> _AIM_
Make an exact copy of all the data.
---------- RECORDS FOR THIS EXERCISE
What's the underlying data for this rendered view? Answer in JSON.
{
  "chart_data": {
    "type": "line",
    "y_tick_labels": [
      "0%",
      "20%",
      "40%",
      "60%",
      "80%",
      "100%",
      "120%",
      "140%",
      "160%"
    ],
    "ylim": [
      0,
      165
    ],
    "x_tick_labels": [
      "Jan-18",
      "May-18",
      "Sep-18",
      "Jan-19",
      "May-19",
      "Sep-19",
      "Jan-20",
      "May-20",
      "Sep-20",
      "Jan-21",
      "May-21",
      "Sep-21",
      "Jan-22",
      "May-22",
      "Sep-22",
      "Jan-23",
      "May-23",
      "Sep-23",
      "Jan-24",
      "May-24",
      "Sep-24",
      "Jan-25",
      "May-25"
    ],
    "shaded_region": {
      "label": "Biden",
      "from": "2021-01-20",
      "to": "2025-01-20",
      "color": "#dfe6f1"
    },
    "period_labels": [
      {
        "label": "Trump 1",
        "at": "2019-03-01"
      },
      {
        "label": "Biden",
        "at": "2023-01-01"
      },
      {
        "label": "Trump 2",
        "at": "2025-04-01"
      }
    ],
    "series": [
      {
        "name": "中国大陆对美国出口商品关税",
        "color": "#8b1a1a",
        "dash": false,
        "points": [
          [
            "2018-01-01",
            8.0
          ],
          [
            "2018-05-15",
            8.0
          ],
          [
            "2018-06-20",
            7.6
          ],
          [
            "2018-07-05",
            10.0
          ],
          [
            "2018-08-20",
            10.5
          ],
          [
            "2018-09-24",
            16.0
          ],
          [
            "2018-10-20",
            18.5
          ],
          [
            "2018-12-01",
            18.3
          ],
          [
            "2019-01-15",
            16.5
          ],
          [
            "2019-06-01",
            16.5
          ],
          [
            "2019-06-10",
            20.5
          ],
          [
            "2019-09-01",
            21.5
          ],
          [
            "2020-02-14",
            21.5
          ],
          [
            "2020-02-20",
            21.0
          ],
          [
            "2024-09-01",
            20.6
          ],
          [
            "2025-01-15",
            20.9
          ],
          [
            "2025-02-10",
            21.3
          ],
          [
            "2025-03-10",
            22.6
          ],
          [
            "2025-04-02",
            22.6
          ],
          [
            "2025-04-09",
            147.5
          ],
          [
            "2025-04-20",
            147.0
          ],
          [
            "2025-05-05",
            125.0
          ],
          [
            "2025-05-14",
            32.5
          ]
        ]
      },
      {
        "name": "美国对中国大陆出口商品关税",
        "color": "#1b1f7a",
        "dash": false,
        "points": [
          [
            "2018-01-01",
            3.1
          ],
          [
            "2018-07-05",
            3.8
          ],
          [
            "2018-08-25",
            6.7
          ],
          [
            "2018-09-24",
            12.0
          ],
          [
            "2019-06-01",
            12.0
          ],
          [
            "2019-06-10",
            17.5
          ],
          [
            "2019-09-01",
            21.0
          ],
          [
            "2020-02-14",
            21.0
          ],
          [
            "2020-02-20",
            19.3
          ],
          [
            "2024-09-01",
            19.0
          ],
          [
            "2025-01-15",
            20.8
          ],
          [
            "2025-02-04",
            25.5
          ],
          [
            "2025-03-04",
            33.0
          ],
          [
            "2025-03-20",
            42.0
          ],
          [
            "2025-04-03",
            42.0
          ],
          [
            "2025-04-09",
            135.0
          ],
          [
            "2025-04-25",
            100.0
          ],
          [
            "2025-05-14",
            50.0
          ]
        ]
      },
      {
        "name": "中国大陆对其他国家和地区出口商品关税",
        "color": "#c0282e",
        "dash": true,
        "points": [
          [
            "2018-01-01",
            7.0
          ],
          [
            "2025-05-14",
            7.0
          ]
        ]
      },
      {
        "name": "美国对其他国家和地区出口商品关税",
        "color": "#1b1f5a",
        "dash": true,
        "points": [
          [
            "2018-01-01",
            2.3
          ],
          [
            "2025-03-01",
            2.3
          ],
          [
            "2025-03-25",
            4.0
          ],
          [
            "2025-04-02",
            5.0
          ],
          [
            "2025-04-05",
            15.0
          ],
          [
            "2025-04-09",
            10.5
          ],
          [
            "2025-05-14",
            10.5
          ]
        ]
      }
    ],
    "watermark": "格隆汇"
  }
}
--------------------
> _WRITTEN ANSWER_
What's the underlying data for this rendered view? Answer in JSON.
{
  "chart_data": {
    "type": "line",
    "y_tick_labels": [
      "0%",
      "20%",
      "40%",
      "60%",
      "80%",
      "100%",
      "120%",
      "140%",
      "160%"
    ],
    "ylim": [
      0,
      165
    ],
    "x_tick_labels": [
      "Jan-18",
      "May-18",
      "Sep-18",
      "Jan-19",
      "May-19",
      "Sep-19",
      "Jan-20",
      "May-20",
      "Sep-20",
      "Jan-21",
      "May-21",
      "Sep-21",
      "Jan-22",
      "May-22",
      "Sep-22",
      "Jan-23",
      "May-23",
      "Sep-23",
      "Jan-24",
      "May-24",
      "Sep-24",
      "Jan-25",
      "May-25"
    ],
    "shaded_region": {
      "label": "Biden",
      "from": "2021-01-20",
      "to": "2025-01-20",
      "color": "#dfe6f1"
    },
    "period_labels": [
      {
        "label": "Trump 1",
        "at": "2019-03-01"
      },
      {
        "label": "Biden",
        "at": "2023-01-01"
      },
      {
        "label": "Trump 2",
        "at": "2025-04-01"
      }
    ],
    "series": [
      {
        "name": "中国大陆对美国出口商品关税",
        "color": "#8b1a1a",
        "dash": false,
        "points": [
          [
            "2018-01-01",
            8.0
          ],
          [
            "2018-05-15",
            8.0
          ],
          [
            "2018-06-20",
            7.6
          ],
          [
            "2018-07-05",
            10.0
          ],
          [
            "2018-08-20",
            10.5
          ],
          [
            "2018-09-24",
            16.0
          ],
          [
            "2018-10-20",
            18.5
          ],
          [
            "2018-12-01",
            18.3
          ],
          [
            "2019-01-15",
            16.5
          ],
          [
            "2019-06-01",
            16.5
          ],
          [
            "2019-06-10",
            20.5
          ],
          [
            "2019-09-01",
            21.5
          ],
          [
            "2020-02-14",
            21.5
          ],
          [
            "2020-02-20",
            21.0
          ],
          [
            "2024-09-01",
            20.6
          ],
          [
            "2025-01-15",
            20.9
          ],
          [
            "2025-02-10",
            21.3
          ],
          [
            "2025-03-10",
            22.6
          ],
          [
            "2025-04-02",
            22.6
          ],
          [
            "2025-04-09",
            147.5
          ],
          [
            "2025-04-20",
            147.0
          ],
          [
            "2025-05-05",
            125.0
          ],
          [
            "2025-05-14",
            32.5
          ]
        ]
      },
      {
        "name": "美国对中国大陆出口商品关税",
        "color": "#1b1f7a",
        "dash": false,
        "points": [
          [
            "2018-01-01",
            3.1
          ],
          [
            "2018-07-05",
            3.8
          ],
          [
            "2018-08-25",
            6.7
          ],
          [
            "2018-09-24",
            12.0
          ],
          [
            "2019-06-01",
            12.0
          ],
          [
            "2019-06-10",
            17.5
          ],
          [
            "2019-09-01",
            21.0
          ],
          [
            "2020-02-14",
            21.0
          ],
          [
            "2020-02-20",
            19.3
          ],
          [
            "2024-09-01",
            19.0
          ],
          [
            "2025-01-15",
            20.8
          ],
          [
            "2025-02-04",
            25.5
          ],
          [
            "2025-03-04",
            33.0
          ],
          [
            "2025-03-20",
            42.0
          ],
          [
            "2025-04-03",
            42.0
          ],
          [
            "2025-04-09",
            135.0
          ],
          [
            "2025-04-25",
            100.0
          ],
          [
            "2025-05-14",
            50.0
          ]
        ]
      },
      {
        "name": "中国大陆对其他国家和地区出口商品关税",
        "color": "#c0282e",
        "dash": true,
        "points": [
          [
            "2018-01-01",
            7.0
          ],
          [
            "2025-05-14",
            7.0
          ]
        ]
      },
      {
        "name": "美国对其他国家和地区出口商品关税",
        "color": "#1b1f5a",
        "dash": true,
        "points": [
          [
            "2018-01-01",
            2.3
          ],
          [
            "2025-03-01",
            2.3
          ],
          [
            "2025-03-25",
            4.0
          ],
          [
            "2025-04-02",
            5.0
          ],
          [
            "2025-04-05",
            15.0
          ],
          [
            "2025-04-09",
            10.5
          ],
          [
            "2025-05-14",
            10.5
          ]
        ]
      }
    ],
    "watermark": "格隆汇"
  }
}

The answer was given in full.